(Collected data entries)
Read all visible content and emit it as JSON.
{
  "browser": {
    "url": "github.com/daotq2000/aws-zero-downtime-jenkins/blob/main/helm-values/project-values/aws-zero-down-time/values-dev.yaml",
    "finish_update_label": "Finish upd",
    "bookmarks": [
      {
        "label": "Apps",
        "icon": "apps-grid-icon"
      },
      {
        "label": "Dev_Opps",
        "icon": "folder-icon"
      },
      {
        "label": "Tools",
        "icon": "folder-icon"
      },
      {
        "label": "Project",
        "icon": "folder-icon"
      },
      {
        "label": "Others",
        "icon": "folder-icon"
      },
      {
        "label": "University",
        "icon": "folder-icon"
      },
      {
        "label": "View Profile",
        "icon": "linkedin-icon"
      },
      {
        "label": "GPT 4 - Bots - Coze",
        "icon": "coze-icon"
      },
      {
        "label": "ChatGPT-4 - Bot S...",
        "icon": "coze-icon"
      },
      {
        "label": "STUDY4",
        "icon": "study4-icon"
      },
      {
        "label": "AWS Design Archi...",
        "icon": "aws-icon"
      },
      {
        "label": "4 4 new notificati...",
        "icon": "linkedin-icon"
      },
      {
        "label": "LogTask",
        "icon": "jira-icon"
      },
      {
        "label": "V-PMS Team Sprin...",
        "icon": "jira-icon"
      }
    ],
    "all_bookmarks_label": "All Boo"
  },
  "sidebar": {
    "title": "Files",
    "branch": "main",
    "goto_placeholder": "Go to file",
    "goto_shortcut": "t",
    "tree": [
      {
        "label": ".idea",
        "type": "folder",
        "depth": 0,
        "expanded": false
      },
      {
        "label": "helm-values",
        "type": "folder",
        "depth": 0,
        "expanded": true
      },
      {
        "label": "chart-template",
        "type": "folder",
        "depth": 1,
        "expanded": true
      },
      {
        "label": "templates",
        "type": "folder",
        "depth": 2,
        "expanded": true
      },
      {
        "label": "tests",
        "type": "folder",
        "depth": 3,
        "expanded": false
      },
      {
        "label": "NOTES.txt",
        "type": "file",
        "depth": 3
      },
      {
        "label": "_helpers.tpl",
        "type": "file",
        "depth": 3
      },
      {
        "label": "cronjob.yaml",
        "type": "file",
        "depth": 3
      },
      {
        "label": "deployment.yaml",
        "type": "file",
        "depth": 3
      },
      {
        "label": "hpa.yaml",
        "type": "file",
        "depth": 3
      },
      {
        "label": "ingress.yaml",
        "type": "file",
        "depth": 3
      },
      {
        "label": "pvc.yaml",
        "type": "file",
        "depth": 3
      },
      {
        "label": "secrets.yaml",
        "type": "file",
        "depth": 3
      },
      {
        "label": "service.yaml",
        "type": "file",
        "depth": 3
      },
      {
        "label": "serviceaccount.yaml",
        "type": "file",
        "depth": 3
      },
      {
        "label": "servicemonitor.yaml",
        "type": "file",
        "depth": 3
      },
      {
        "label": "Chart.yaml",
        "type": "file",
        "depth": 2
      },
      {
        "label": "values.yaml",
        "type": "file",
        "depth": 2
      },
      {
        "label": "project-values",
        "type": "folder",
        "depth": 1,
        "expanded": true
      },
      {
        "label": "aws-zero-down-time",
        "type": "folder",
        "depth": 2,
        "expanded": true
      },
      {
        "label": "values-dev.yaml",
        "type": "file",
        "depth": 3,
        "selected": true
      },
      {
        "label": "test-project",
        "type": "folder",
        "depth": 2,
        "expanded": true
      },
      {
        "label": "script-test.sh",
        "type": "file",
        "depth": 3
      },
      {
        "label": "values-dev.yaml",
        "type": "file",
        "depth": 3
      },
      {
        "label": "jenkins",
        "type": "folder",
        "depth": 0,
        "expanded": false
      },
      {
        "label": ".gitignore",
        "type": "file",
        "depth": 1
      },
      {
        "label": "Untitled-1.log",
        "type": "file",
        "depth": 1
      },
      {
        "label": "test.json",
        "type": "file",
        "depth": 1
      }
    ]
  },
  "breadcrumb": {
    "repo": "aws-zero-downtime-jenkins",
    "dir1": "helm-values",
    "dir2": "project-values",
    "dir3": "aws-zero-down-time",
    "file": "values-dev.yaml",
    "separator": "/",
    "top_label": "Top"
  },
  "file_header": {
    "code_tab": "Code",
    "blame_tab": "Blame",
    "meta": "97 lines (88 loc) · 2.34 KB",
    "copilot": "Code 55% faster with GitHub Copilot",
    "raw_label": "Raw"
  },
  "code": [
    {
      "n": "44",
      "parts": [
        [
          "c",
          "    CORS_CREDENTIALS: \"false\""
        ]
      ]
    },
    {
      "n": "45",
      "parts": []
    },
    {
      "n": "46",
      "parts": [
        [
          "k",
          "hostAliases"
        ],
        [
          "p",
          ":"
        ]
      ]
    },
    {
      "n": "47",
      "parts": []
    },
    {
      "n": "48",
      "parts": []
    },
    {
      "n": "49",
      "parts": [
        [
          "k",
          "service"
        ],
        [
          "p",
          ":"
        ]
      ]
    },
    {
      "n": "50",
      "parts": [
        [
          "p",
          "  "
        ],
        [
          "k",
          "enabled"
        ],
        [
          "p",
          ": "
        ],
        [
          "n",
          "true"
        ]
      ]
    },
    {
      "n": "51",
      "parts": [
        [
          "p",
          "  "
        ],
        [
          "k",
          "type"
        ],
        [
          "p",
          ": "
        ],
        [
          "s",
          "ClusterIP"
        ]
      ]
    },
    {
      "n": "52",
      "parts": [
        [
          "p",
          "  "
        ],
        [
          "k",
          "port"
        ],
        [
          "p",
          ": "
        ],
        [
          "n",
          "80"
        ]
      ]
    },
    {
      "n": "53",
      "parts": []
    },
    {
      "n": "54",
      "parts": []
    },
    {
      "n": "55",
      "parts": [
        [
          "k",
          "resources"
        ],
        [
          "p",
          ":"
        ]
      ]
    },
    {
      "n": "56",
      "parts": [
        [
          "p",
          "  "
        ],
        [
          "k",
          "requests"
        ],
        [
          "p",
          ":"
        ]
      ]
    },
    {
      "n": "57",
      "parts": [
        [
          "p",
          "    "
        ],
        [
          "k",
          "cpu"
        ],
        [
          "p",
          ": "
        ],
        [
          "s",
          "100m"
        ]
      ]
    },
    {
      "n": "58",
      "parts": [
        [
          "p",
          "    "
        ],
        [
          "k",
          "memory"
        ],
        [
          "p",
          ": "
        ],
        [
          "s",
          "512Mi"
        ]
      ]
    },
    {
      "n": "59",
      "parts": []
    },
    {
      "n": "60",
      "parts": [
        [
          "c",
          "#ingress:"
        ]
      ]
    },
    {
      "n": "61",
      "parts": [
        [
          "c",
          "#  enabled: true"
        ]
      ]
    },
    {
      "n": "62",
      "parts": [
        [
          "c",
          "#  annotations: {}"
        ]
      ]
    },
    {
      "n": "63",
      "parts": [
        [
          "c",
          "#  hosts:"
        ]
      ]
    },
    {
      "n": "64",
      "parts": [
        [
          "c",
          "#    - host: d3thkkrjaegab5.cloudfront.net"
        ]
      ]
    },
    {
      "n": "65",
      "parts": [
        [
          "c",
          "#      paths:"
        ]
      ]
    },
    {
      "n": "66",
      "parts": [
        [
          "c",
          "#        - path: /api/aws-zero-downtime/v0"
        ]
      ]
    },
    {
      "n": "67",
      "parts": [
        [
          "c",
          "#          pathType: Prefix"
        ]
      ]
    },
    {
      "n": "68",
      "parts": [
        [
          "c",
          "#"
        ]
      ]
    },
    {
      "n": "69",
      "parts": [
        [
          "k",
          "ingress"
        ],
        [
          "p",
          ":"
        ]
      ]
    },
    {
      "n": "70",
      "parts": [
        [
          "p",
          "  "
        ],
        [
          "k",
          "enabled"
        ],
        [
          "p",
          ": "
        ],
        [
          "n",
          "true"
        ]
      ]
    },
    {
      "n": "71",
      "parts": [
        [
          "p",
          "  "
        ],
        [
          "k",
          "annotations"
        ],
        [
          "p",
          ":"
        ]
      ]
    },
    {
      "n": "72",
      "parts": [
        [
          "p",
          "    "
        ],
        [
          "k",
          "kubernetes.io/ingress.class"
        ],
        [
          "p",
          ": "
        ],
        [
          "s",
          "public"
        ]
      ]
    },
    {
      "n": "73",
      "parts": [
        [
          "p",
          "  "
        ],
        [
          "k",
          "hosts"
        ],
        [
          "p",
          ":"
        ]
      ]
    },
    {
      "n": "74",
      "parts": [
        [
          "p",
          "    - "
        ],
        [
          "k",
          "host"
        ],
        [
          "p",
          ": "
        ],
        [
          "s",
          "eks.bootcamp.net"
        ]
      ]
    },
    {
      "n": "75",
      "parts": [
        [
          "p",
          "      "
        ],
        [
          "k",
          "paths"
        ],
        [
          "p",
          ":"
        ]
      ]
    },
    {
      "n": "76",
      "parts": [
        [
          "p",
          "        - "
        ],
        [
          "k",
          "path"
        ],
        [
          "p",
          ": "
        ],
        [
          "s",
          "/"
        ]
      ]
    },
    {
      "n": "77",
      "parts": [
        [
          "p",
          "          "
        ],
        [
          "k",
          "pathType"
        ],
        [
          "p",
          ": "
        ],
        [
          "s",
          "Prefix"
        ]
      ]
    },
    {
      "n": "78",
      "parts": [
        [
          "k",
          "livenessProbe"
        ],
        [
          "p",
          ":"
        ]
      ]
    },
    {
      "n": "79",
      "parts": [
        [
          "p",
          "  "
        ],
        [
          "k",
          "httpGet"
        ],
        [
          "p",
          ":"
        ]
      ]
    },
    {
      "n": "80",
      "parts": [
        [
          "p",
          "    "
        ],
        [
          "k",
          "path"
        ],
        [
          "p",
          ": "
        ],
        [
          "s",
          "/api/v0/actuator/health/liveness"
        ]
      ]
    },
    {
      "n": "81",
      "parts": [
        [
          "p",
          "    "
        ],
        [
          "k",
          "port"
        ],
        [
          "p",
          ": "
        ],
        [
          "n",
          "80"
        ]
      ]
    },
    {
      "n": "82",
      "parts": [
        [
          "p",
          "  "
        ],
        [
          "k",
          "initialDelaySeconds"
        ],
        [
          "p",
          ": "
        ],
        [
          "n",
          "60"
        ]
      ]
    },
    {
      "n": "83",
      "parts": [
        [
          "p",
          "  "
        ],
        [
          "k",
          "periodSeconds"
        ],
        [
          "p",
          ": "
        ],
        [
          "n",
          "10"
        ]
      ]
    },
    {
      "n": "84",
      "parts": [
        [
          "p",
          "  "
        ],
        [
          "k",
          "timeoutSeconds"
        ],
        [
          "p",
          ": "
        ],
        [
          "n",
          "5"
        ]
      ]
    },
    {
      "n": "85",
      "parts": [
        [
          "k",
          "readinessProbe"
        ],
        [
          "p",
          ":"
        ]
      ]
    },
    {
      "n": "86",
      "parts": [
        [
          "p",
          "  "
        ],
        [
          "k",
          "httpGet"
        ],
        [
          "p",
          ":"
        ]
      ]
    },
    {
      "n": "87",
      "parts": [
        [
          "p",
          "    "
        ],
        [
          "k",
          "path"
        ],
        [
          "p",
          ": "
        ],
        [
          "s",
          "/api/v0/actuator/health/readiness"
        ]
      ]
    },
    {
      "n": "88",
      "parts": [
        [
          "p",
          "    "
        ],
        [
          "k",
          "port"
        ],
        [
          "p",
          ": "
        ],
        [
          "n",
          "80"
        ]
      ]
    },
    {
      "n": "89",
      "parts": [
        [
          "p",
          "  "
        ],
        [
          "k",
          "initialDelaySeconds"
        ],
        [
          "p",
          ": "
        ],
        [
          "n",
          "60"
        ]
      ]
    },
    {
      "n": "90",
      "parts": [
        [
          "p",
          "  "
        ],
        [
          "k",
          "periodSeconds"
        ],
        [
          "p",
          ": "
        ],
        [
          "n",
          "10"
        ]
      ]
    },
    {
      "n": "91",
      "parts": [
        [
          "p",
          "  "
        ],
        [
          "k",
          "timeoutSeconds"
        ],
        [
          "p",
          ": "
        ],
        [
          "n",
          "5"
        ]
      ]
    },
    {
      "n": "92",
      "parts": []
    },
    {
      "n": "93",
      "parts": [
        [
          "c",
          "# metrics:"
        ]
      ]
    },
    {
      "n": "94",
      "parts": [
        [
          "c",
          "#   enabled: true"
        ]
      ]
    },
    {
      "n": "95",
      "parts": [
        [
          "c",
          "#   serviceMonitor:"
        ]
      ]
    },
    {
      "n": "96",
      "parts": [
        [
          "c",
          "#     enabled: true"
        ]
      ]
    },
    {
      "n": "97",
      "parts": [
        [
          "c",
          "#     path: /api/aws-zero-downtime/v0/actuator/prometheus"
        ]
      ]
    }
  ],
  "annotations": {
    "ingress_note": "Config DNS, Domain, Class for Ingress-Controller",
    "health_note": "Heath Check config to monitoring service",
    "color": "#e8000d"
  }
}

## What needs to be done:
From the listing above, collect each line in which the string "helm" appears.

## Exercise answer:
    "url": "github.com/daotq2000/aws-zero-downtime-jenkins/blob/main/helm-values/project-values/aws-zero-down-time/values-dev.yaml",
        "label": "helm-values",
    "dir1": "helm-values",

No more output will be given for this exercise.